----- MATERIAL
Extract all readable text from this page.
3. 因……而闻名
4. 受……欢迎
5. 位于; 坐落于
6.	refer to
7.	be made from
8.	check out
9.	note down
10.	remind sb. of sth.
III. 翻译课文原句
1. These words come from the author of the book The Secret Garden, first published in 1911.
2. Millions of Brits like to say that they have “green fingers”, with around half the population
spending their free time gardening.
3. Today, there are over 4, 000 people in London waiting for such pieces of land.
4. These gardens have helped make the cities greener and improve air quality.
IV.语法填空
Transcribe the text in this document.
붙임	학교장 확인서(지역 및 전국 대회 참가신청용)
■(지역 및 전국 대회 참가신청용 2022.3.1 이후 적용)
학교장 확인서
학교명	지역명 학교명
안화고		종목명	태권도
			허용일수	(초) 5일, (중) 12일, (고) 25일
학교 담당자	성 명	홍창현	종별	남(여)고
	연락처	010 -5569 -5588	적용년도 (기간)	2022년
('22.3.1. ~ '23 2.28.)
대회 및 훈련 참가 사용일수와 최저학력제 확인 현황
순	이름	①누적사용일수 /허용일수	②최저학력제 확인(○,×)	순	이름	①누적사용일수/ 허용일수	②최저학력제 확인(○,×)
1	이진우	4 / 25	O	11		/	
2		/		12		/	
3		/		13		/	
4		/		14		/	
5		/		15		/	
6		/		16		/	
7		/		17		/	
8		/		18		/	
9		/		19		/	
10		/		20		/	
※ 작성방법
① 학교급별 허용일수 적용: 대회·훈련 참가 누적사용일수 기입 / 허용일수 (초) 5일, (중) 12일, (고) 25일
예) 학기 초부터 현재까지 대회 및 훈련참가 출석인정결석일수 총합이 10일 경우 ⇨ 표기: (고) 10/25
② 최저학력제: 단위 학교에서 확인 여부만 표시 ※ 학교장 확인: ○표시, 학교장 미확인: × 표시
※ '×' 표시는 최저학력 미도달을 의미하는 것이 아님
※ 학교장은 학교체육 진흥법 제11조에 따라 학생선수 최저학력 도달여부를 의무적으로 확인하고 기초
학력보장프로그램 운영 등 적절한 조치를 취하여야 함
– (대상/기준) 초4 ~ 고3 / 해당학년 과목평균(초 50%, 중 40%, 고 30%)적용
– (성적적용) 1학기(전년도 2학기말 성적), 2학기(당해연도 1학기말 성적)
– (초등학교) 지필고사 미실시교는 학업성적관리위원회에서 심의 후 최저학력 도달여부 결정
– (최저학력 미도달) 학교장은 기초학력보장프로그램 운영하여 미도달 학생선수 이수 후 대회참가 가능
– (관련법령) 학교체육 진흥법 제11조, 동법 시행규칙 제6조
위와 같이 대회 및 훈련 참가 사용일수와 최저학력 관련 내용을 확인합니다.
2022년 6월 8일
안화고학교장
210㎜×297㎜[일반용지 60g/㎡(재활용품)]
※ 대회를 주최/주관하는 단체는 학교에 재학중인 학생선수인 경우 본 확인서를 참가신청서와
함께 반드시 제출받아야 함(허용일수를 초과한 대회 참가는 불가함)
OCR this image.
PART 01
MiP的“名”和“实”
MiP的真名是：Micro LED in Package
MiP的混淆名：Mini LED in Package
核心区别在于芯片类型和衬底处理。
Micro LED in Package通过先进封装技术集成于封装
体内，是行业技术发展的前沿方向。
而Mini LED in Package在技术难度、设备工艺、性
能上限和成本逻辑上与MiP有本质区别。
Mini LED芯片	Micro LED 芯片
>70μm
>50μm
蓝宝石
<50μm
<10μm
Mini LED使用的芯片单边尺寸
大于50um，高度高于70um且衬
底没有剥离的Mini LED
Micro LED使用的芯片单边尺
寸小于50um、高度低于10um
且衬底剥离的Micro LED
----------
DIRECTIONS FOR THIS TASK:
From the data above, copy each line that has the string "학교장은".

RESPONSE TO THE EXERCISE:
※ 학교장은 학교체육 진흥법 제11조에 따라 학생선수 최저학력 도달여부를 의무적으로 확인하고 기초
– (최저학력 미도달) 학교장은 기초학력보장프로그램 운영하여 미도달 학생선수 이수 후 대회참가 가능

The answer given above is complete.